_Problem description_. Gather every line from the entries below that includes "Information".

══ Source material

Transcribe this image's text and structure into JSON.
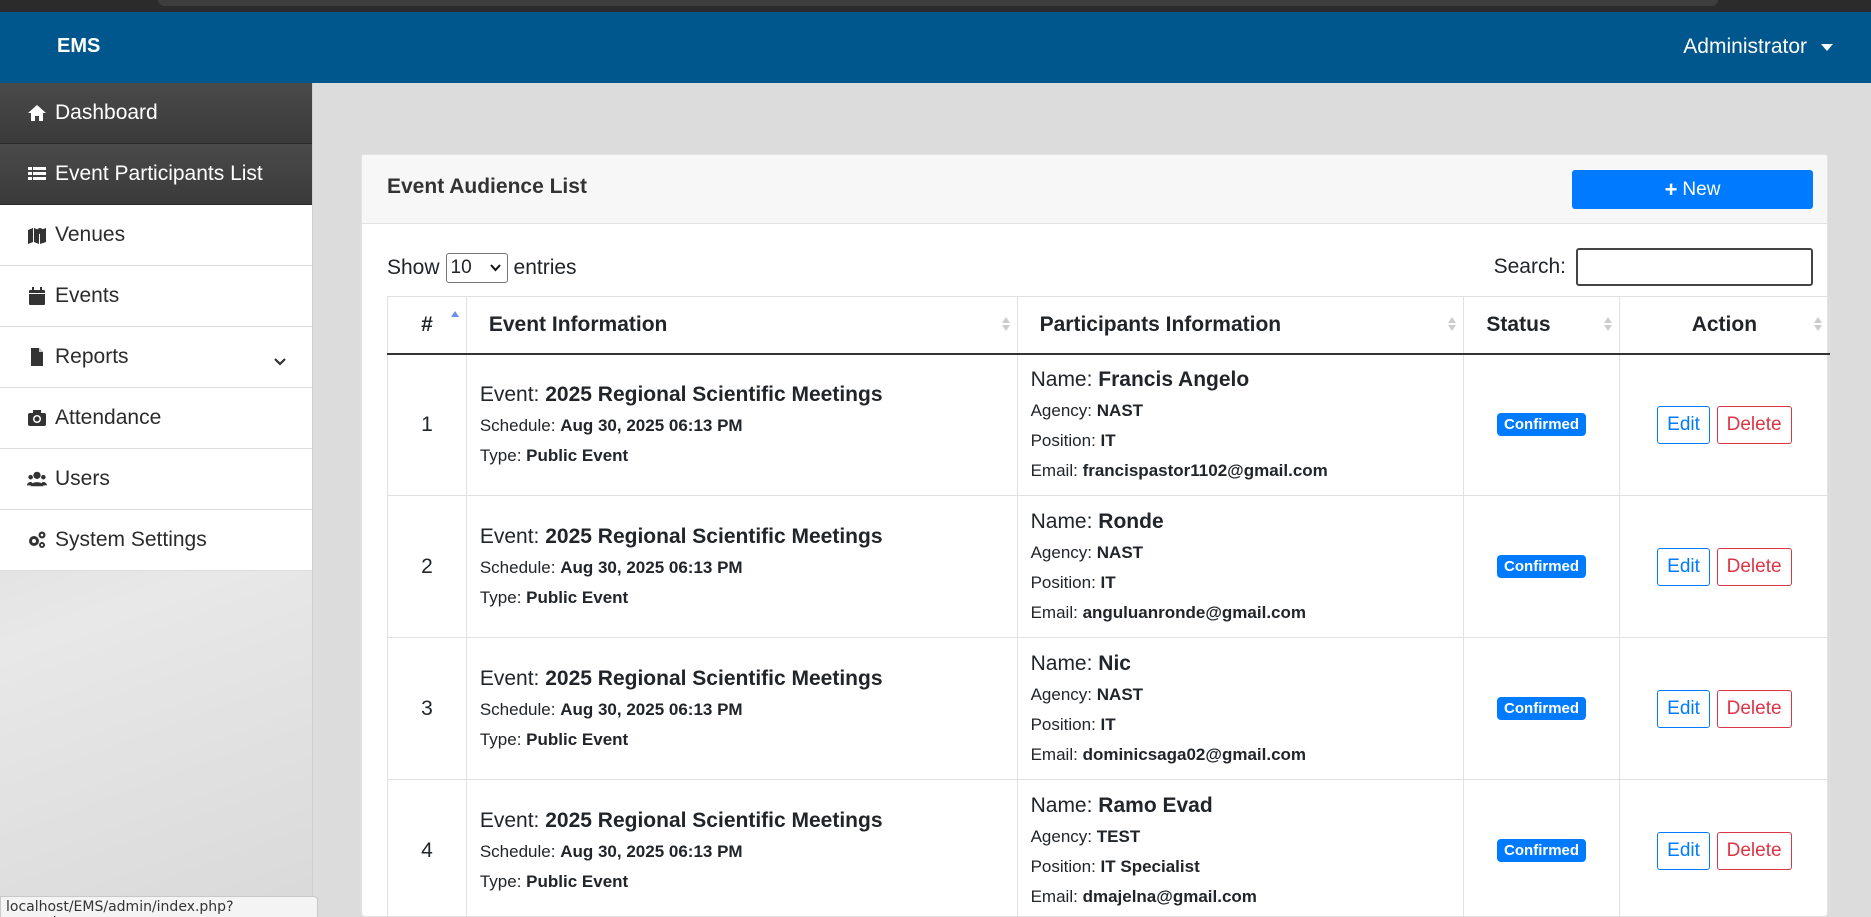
{
  "navbar": {
    "brand": "EMS",
    "user": "Administrator"
  },
  "sidebar": {
    "items": [
      {
        "label": "Dashboard",
        "icon": "home-icon",
        "active": true
      },
      {
        "label": "Event Participants List",
        "icon": "list-icon",
        "active": true
      },
      {
        "label": "Venues",
        "icon": "map-icon",
        "active": false
      },
      {
        "label": "Events",
        "icon": "calendar-icon",
        "active": false
      },
      {
        "label": "Reports",
        "icon": "file-icon",
        "active": false,
        "has_submenu": true
      },
      {
        "label": "Attendance",
        "icon": "camera-icon",
        "active": false
      },
      {
        "label": "Users",
        "icon": "users-icon",
        "active": false
      },
      {
        "label": "System Settings",
        "icon": "cogs-icon",
        "active": false
      }
    ]
  },
  "status_url": "localhost/EMS/admin/index.php?page=home",
  "card": {
    "title": "Event Audience List",
    "new_button": "New",
    "show_label": "Show",
    "entries_label": "entries",
    "length_value": "10",
    "search_label": "Search:",
    "search_value": ""
  },
  "table": {
    "headers": [
      "#",
      "Event Information",
      "Participants Information",
      "Status",
      "Action"
    ],
    "labels": {
      "event": "Event:",
      "schedule": "Schedule:",
      "type": "Type:",
      "name": "Name:",
      "agency": "Agency:",
      "position": "Position:",
      "email": "Email:"
    },
    "edit_label": "Edit",
    "delete_label": "Delete",
    "rows": [
      {
        "num": "1",
        "event": "2025 Regional Scientific Meetings",
        "schedule": "Aug 30, 2025 06:13 PM",
        "type": "Public Event",
        "name": "Francis Angelo",
        "agency": "NAST",
        "position": "IT",
        "email": "francispastor1102@gmail.com",
        "status": "Confirmed"
      },
      {
        "num": "2",
        "event": "2025 Regional Scientific Meetings",
        "schedule": "Aug 30, 2025 06:13 PM",
        "type": "Public Event",
        "name": "Ronde",
        "agency": "NAST",
        "position": "IT",
        "email": "anguluanronde@gmail.com",
        "status": "Confirmed"
      },
      {
        "num": "3",
        "event": "2025 Regional Scientific Meetings",
        "schedule": "Aug 30, 2025 06:13 PM",
        "type": "Public Event",
        "name": "Nic",
        "agency": "NAST",
        "position": "IT",
        "email": "dominicsaga02@gmail.com",
        "status": "Confirmed"
      },
      {
        "num": "4",
        "event": "2025 Regional Scientific Meetings",
        "schedule": "Aug 30, 2025 06:13 PM",
        "type": "Public Event",
        "name": "Ramo Evad",
        "agency": "TEST",
        "position": "IT Specialist",
        "email": "dmajelna@gmail.com",
        "status": "Confirmed"
      }
    ]
  },
  "colors": {
    "navbar": "#00578e",
    "primary": "#007bff",
    "danger": "#dc3545",
    "sidebar_active": "#3f3f3f"
  }
}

════

_Result of the task_.
      "Event Information",
      "Participants Information",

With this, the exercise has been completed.